- Written task
Return all of the entries exactly, with nothing added or left out.

- Material provided
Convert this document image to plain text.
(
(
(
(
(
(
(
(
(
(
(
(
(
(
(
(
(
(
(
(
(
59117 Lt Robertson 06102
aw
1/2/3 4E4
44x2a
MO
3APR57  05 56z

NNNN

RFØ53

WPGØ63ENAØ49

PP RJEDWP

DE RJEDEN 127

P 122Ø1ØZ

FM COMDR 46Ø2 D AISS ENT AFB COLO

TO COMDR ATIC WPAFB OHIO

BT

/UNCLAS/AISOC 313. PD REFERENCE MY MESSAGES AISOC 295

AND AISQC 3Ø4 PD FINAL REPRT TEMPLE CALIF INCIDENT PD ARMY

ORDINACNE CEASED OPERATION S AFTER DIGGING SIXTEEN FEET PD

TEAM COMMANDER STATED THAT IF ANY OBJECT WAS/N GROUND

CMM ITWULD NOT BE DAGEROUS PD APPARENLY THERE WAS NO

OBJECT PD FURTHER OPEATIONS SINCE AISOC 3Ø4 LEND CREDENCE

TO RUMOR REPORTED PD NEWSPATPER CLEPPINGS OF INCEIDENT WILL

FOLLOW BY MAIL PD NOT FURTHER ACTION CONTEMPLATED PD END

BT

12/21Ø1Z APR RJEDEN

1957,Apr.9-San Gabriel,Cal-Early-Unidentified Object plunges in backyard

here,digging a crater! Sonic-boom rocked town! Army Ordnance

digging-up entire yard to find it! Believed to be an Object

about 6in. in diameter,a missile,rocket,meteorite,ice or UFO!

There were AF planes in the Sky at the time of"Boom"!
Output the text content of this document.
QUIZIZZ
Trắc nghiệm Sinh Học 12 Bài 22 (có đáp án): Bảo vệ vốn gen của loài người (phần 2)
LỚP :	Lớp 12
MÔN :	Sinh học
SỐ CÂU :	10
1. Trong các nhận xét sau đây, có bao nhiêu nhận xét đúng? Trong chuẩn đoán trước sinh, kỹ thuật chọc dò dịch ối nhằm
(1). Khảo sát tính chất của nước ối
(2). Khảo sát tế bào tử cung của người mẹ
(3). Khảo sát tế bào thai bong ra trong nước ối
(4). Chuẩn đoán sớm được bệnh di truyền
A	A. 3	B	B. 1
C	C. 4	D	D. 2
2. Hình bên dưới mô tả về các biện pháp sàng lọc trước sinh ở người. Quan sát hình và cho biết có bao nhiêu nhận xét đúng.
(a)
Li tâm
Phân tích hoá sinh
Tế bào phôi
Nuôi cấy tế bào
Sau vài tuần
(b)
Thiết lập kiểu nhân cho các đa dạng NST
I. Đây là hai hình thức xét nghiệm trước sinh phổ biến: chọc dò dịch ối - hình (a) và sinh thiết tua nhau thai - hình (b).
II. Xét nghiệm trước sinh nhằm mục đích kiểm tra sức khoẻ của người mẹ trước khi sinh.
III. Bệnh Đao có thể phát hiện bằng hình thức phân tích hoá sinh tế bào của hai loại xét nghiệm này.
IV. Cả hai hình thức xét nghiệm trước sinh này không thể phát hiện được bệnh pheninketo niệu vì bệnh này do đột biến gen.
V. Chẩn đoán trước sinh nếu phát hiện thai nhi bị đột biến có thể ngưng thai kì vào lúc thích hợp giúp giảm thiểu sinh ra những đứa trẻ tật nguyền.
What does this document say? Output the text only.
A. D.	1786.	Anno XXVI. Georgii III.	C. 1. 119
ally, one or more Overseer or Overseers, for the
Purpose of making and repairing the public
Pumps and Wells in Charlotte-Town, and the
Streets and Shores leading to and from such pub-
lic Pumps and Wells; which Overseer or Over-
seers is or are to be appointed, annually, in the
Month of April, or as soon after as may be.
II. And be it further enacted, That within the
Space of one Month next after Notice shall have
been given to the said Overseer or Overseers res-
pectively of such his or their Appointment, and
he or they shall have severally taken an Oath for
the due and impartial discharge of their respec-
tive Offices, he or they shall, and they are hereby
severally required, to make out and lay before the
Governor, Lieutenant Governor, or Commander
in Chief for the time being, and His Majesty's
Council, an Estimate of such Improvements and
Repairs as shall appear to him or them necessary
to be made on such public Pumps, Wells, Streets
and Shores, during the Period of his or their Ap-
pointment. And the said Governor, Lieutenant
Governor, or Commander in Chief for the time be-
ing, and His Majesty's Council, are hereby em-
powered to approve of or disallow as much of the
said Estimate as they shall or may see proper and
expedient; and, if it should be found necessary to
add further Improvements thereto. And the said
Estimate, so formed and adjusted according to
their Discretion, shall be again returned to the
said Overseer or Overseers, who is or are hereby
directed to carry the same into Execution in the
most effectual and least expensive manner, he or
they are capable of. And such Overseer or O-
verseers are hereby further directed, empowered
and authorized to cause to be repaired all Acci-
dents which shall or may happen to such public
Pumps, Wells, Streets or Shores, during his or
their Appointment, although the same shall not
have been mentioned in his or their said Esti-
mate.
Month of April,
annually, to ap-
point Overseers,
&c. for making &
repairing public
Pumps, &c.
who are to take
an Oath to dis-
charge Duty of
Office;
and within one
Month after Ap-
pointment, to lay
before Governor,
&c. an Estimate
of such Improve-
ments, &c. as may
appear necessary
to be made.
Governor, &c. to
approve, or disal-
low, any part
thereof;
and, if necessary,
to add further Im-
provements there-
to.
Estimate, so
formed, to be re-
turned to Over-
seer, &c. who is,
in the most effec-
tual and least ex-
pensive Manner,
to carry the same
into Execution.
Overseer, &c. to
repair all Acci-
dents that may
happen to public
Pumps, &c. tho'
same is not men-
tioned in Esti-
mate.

- Task result
Convert this document image to plain text.
(
(
(
(
(
(
(
(
(
(
(
(
(
(
(
(
(
(
(
(
(
59117 Lt Robertson 06102
aw
1/2/3 4E4
44x2a
MO
3APR57  05 56z

NNNN

RFØ53

WPGØ63ENAØ49

PP RJEDWP

DE RJEDEN 127

P 122Ø1ØZ

FM COMDR 46Ø2 D AISS ENT AFB COLO

TO COMDR ATIC WPAFB OHIO

BT

/UNCLAS/AISOC 313. PD REFERENCE MY MESSAGES AISOC 295

AND AISQC 3Ø4 PD FINAL REPRT TEMPLE CALIF INCIDENT PD ARMY

ORDINACNE CEASED OPERATION S AFTER DIGGING SIXTEEN FEET PD

TEAM COMMANDER STATED THAT IF ANY OBJECT WAS/N GROUND

CMM ITWULD NOT BE DAGEROUS PD APPARENLY THERE WAS NO

OBJECT PD FURTHER OPEATIONS SINCE AISOC 3Ø4 LEND CREDENCE

TO RUMOR REPORTED PD NEWSPATPER CLEPPINGS OF INCEIDENT WILL

FOLLOW BY MAIL PD NOT FURTHER ACTION CONTEMPLATED PD END

BT

12/21Ø1Z APR RJEDEN

1957,Apr.9-San Gabriel,Cal-Early-Unidentified Object plunges in backyard

here,digging a crater! Sonic-boom rocked town! Army Ordnance

digging-up entire yard to find it! Believed to be an Object

about 6in. in diameter,a missile,rocket,meteorite,ice or UFO!

There were AF planes in the Sky at the time of"Boom"!
Output the text content of this document.
QUIZIZZ
Trắc nghiệm Sinh Học 12 Bài 22 (có đáp án): Bảo vệ vốn gen của loài người (phần 2)
LỚP :	Lớp 12
MÔN :	Sinh học
SỐ CÂU :	10
1. Trong các nhận xét sau đây, có bao nhiêu nhận xét đúng? Trong chuẩn đoán trước sinh, kỹ thuật chọc dò dịch ối nhằm
(1). Khảo sát tính chất của nước ối
(2). Khảo sát tế bào tử cung của người mẹ
(3). Khảo sát tế bào thai bong ra trong nước ối
(4). Chuẩn đoán sớm được bệnh di truyền
A	A. 3	B	B. 1
C	C. 4	D	D. 2
2. Hình bên dưới mô tả về các biện pháp sàng lọc trước sinh ở người. Quan sát hình và cho biết có bao nhiêu nhận xét đúng.
(a)
Li tâm
Phân tích hoá sinh
Tế bào phôi
Nuôi cấy tế bào
Sau vài tuần
(b)
Thiết lập kiểu nhân cho các đa dạng NST
I. Đây là hai hình thức xét nghiệm trước sinh phổ biến: chọc dò dịch ối - hình (a) và sinh thiết tua nhau thai - hình (b).
II. Xét nghiệm trước sinh nhằm mục đích kiểm tra sức khoẻ của người mẹ trước khi sinh.
III. Bệnh Đao có thể phát hiện bằng hình thức phân tích hoá sinh tế bào của hai loại xét nghiệm này.
IV. Cả hai hình thức xét nghiệm trước sinh này không thể phát hiện được bệnh pheninketo niệu vì bệnh này do đột biến gen.
V. Chẩn đoán trước sinh nếu phát hiện thai nhi bị đột biến có thể ngưng thai kì vào lúc thích hợp giúp giảm thiểu sinh ra những đứa trẻ tật nguyền.
What does this document say? Output the text only.
A. D.	1786.	Anno XXVI. Georgii III.	C. 1. 119
ally, one or more Overseer or Overseers, for the
Purpose of making and repairing the public
Pumps and Wells in Charlotte-Town, and the
Streets and Shores leading to and from such pub-
lic Pumps and Wells; which Overseer or Over-
seers is or are to be appointed, annually, in the
Month of April, or as soon after as may be.
II. And be it further enacted, That within the
Space of one Month next after Notice shall have
been given to the said Overseer or Overseers res-
pectively of such his or their Appointment, and
he or they shall have severally taken an Oath for
the due and impartial discharge of their respec-
tive Offices, he or they shall, and they are hereby
severally required, to make out and lay before the
Governor, Lieutenant Governor, or Commander
in Chief for the time being, and His Majesty's
Council, an Estimate of such Improvements and
Repairs as shall appear to him or them necessary
to be made on such public Pumps, Wells, Streets
and Shores, during the Period of his or their Ap-
pointment. And the said Governor, Lieutenant
Governor, or Commander in Chief for the time be-
ing, and His Majesty's Council, are hereby em-
powered to approve of or disallow as much of the
said Estimate as they shall or may see proper and
expedient; and, if it should be found necessary to
add further Improvements thereto. And the said
Estimate, so formed and adjusted according to
their Discretion, shall be again returned to the
said Overseer or Overseers, who is or are hereby
directed to carry the same into Execution in the
most effectual and least expensive manner, he or
they are capable of. And such Overseer or O-
verseers are hereby further directed, empowered
and authorized to cause to be repaired all Acci-
dents which shall or may happen to such public
Pumps, Wells, Streets or Shores, during his or
their Appointment, although the same shall not
have been mentioned in his or their said Esti-
mate.
Month of April,
annually, to ap-
point Overseers,
&c. for making &
repairing public
Pumps, &c.
who are to take
an Oath to dis-
charge Duty of
Office;
and within one
Month after Ap-
pointment, to lay
before Governor,
&c. an Estimate
of such Improve-
ments, &c. as may
appear necessary
to be made.
Governor, &c. to
approve, or disal-
low, any part
thereof;
and, if necessary,
to add further Im-
provements there-
to.
Estimate, so
formed, to be re-
turned to Over-
seer, &c. who is,
in the most effec-
tual and least ex-
pensive Manner,
to carry the same
into Execution.
Overseer, &c. to
repair all Acci-
dents that may
happen to public
Pumps, &c. tho'
same is not men-
tioned in Esti-
mate.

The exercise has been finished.